**TRECHO DO DOCUMENTO**
O Superior Tribunal de Justiça (STJ) deve prorrogar até 14 de abril o prazo para a conclusão da sindicância que investiga o ministro Marco Buzzi, acusado de importunação sexual. Buzzi nega as acusações.
Em fevereiro, o STJ decidiu, por unanimidade, afastar Buzzi do cargo enquanto a apuração estiver em andamento. O ministro está impedido de entrar nas dependências do tribunal e não poderá utilizar seu local de trabalho, veículo oficial e demais prerrogativas inerentes ao exercício da função.
Uma reunião para analisar a apuração estava marcada para a próxima terça-feira (10), mas não deve ocorrer. A sindicância pode recomendar a abertura de um processo administrativo contra Buzzi, que pode resultar em punição, incluindo aposentadoria compulsória.
Ministros do STJ afirmaram que a prorrogação permitirá aprofundar as investigações, com análise detalhada e coleta de depoimentos. Nos bastidores, há discussões sobre a possibilidade de Buzzi pedir aposentadoria antes da abertura do processo administrativo disciplinar (PAD).

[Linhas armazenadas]
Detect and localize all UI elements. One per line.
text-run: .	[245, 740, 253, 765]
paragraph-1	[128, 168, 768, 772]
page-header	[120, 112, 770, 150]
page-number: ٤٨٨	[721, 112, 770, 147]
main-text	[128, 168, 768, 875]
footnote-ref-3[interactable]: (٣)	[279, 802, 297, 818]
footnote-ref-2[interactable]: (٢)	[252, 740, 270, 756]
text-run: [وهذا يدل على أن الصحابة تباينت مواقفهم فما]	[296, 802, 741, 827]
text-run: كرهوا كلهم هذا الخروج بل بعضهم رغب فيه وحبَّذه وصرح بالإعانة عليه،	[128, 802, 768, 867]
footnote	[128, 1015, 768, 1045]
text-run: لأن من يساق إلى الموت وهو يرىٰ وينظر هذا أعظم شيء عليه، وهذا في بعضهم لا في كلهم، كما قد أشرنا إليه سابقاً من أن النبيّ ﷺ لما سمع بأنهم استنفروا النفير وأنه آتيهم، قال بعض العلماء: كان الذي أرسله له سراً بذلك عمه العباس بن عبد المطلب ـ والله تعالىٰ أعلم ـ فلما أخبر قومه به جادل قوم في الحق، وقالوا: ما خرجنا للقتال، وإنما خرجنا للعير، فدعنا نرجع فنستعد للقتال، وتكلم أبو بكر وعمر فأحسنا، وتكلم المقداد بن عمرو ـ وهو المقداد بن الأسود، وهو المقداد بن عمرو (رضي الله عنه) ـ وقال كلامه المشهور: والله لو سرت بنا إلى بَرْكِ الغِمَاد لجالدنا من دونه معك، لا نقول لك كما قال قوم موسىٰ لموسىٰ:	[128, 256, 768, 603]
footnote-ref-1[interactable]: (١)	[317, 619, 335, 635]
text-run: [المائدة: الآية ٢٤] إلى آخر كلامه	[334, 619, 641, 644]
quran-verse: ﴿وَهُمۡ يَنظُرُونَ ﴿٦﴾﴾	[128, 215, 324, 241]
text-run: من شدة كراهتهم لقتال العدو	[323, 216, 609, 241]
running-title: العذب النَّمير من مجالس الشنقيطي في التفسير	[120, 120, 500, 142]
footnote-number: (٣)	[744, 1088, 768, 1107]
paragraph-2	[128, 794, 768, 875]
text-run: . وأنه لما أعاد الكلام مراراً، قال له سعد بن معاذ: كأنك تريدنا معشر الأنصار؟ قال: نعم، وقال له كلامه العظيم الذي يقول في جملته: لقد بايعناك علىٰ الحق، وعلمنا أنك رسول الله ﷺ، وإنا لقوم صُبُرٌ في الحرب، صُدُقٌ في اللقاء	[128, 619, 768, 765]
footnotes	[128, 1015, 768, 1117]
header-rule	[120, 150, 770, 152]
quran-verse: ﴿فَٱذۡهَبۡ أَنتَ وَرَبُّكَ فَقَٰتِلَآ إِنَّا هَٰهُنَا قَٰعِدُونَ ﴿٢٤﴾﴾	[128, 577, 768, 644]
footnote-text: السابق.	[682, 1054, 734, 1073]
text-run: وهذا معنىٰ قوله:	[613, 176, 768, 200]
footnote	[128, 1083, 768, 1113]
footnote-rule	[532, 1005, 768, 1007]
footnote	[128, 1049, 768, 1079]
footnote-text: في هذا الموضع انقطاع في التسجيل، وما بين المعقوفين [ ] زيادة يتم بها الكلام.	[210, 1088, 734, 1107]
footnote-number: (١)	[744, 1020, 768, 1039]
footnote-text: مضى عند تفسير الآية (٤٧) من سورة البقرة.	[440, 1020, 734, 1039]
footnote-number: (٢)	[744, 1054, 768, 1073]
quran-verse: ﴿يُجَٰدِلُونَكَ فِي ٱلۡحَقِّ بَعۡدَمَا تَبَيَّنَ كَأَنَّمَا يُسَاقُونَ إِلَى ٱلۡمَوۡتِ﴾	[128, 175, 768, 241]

**SOBRE O EXERCÍCIO**
Dê seguimento à notícia sobre o ministro Marco Buzzi a partir da última frase apresentada. As linhas não têm relação com a notícia sobre o ministro Marco Buzzi.

**RESPOSTA DA TAREFA**
O STJ comunicou que o afastamento de Buzzi é uma medida cautelar, temporária e excepcional. O ministro já enviou uma carta ao STJ alegando sua inocência e solicitando licença de 90 dias.
Buzzi é alvo de pelo menos duas denúncias de importunação sexual. A primeira denúncia foi feita por uma jovem de 18 anos que passou as férias de janeiro na casa do ministro em Santa Catarina. A segunda denúncia é de uma mulher que trabalhou em seu gabinete, com o caso ocorrendo em 2023. Ambas as denúncias foram apresentadas ao Conselho Nacional de Justiça e relatadas ao STJ, que está recebendo o material apurado pelo CNJ.
A defesa de Buzzi já apresentou uma defesa escrita, negando as acusações e sustentando que não há provas que as sustentem.